WRITTEN REQUEST | Reproduce the listing word for word. Skip any image.

DATA FOR THE TASK |
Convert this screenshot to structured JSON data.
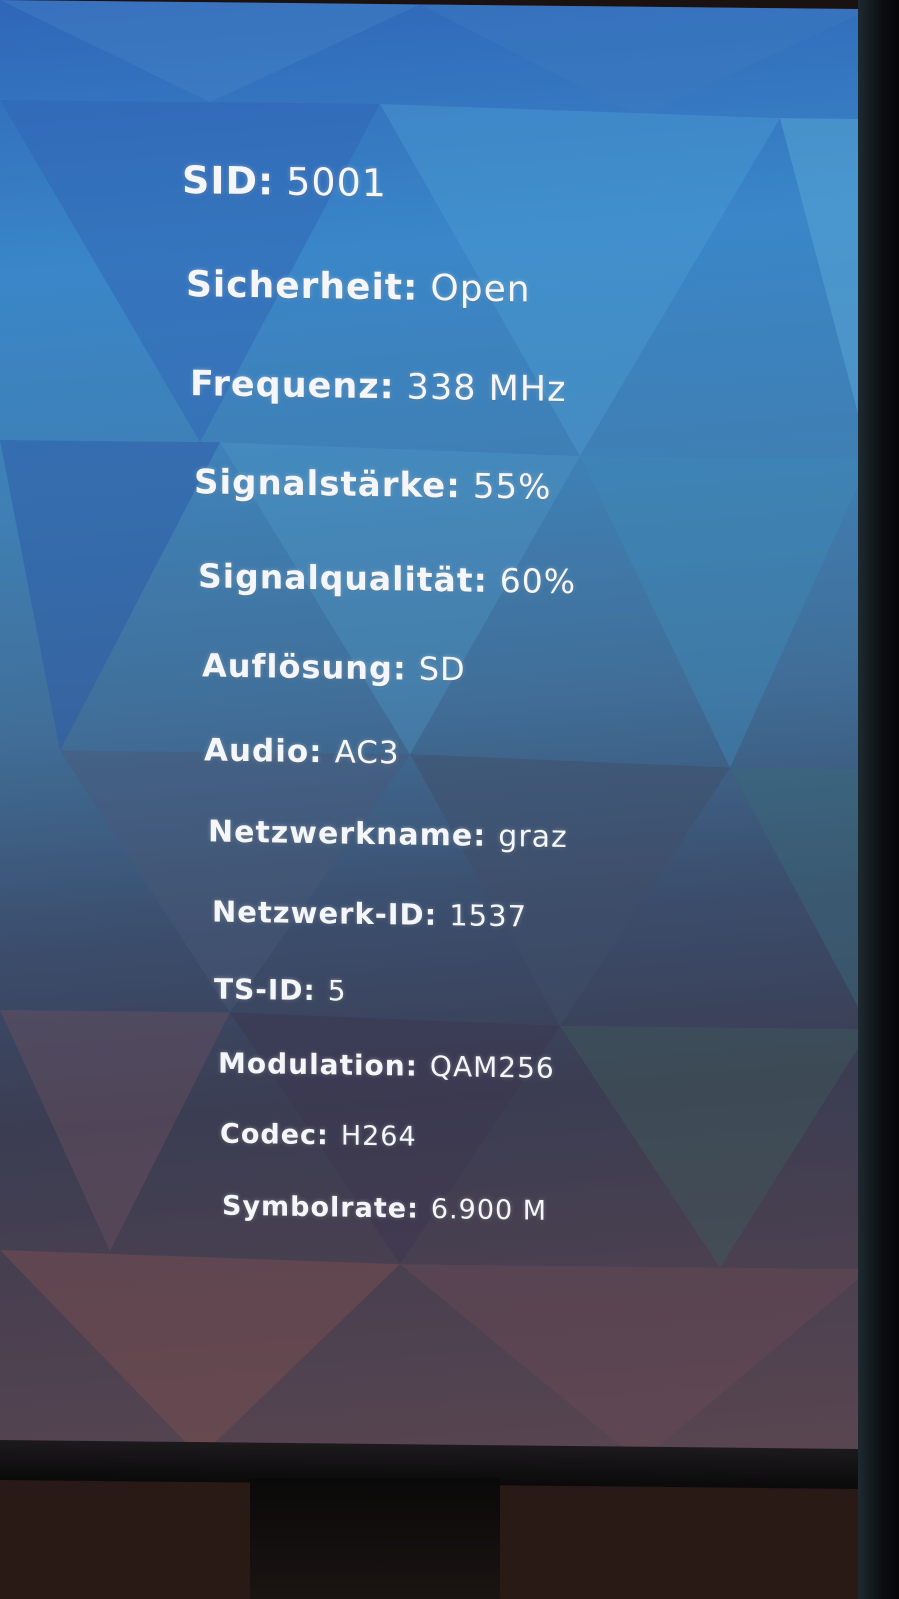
{
  "channel_info": {
    "rows": [
      {
        "label": "SID:",
        "value": "5001"
      },
      {
        "label": "Sicherheit:",
        "value": "Open"
      },
      {
        "label": "Frequenz:",
        "value": "338 MHz"
      },
      {
        "label": "Signalstärke:",
        "value": "55%"
      },
      {
        "label": "Signalqualität:",
        "value": "60%"
      },
      {
        "label": "Auflösung:",
        "value": "SD"
      },
      {
        "label": "Audio:",
        "value": "AC3"
      },
      {
        "label": "Netzwerkname:",
        "value": "graz"
      },
      {
        "label": "Netzwerk-ID:",
        "value": "1537"
      },
      {
        "label": "TS-ID:",
        "value": "5"
      },
      {
        "label": "Modulation:",
        "value": "QAM256"
      },
      {
        "label": "Codec:",
        "value": "H264"
      },
      {
        "label": "Symbolrate:",
        "value": "6.900 M"
      }
    ]
  },
  "colors": {
    "text": "#f4f6fa",
    "background_top": "#2f66b8",
    "background_bottom": "#5a4650"
  }
}
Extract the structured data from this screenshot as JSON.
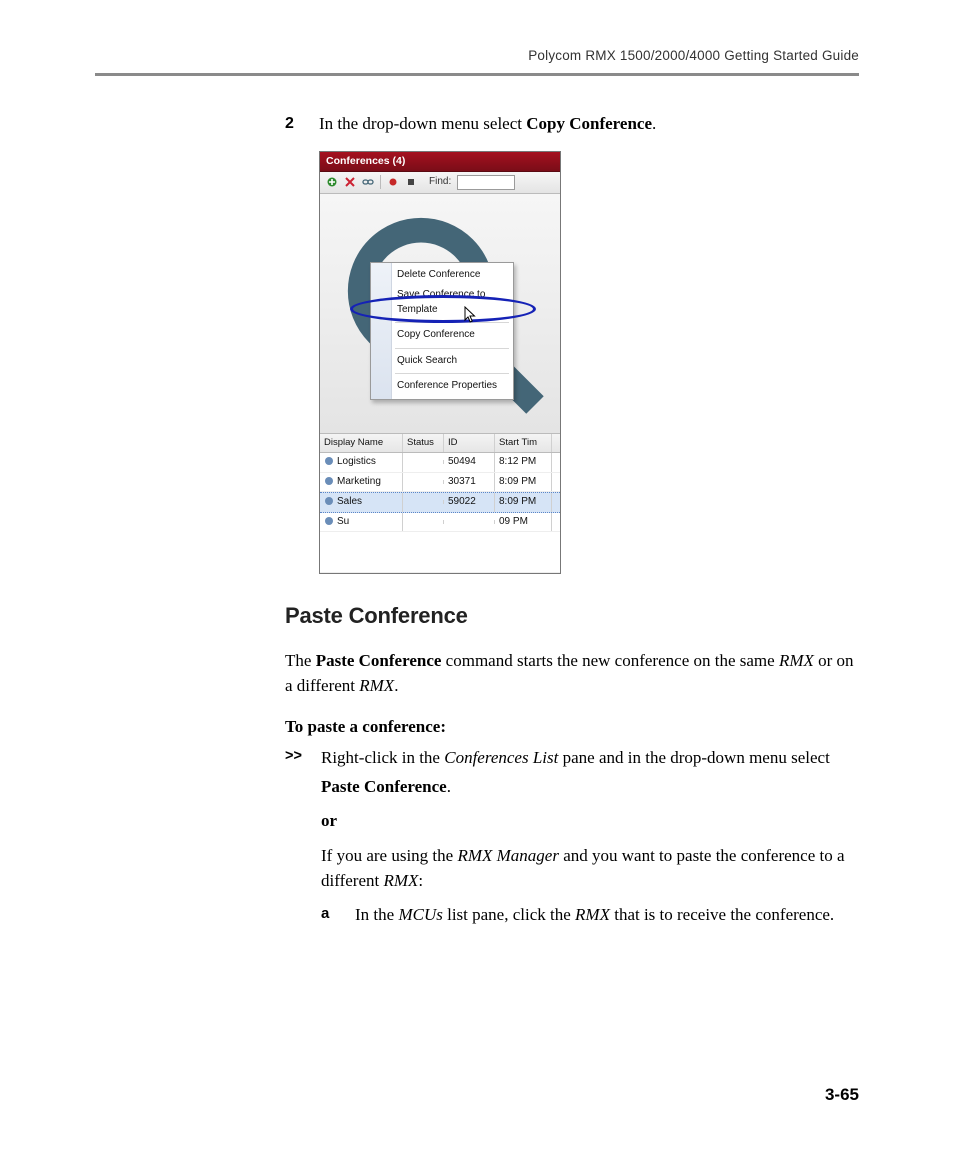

TASK OUTPUT |
Convert this screenshot to structured JSON data.
{
  "channel_info": {
    "rows": [
      {
        "label": "SID:",
        "value": "5001"
      },
      {
        "label": "Sicherheit:",
        "value": "Open"
      },
      {
        "label": "Frequenz:",
        "value": "338 MHz"
      },
      {
        "label": "Signalstärke:",
        "value": "55%"
      },
      {
        "label": "Signalqualität:",
        "value": "60%"
      },
      {
        "label": "Auflösung:",
        "value": "SD"
      },
      {
        "label": "Audio:",
        "value": "AC3"
      },
      {
        "label": "Netzwerkname:",
        "value": "graz"
      },
      {
        "label": "Netzwerk-ID:",
        "value": "1537"
      },
      {
        "label": "TS-ID:",
        "value": "5"
      },
      {
        "label": "Modulation:",
        "value": "QAM256"
      },
      {
        "label": "Codec:",
        "value": "H264"
      },
      {
        "label": "Symbolrate:",
        "value": "6.900 M"
      }
    ]
  },
  "colors": {
    "text": "#f4f6fa",
    "background_top": "#2f66b8",
    "background_bottom": "#5a4650"
  }
}
Extract the structured data from this screenshot as JSON.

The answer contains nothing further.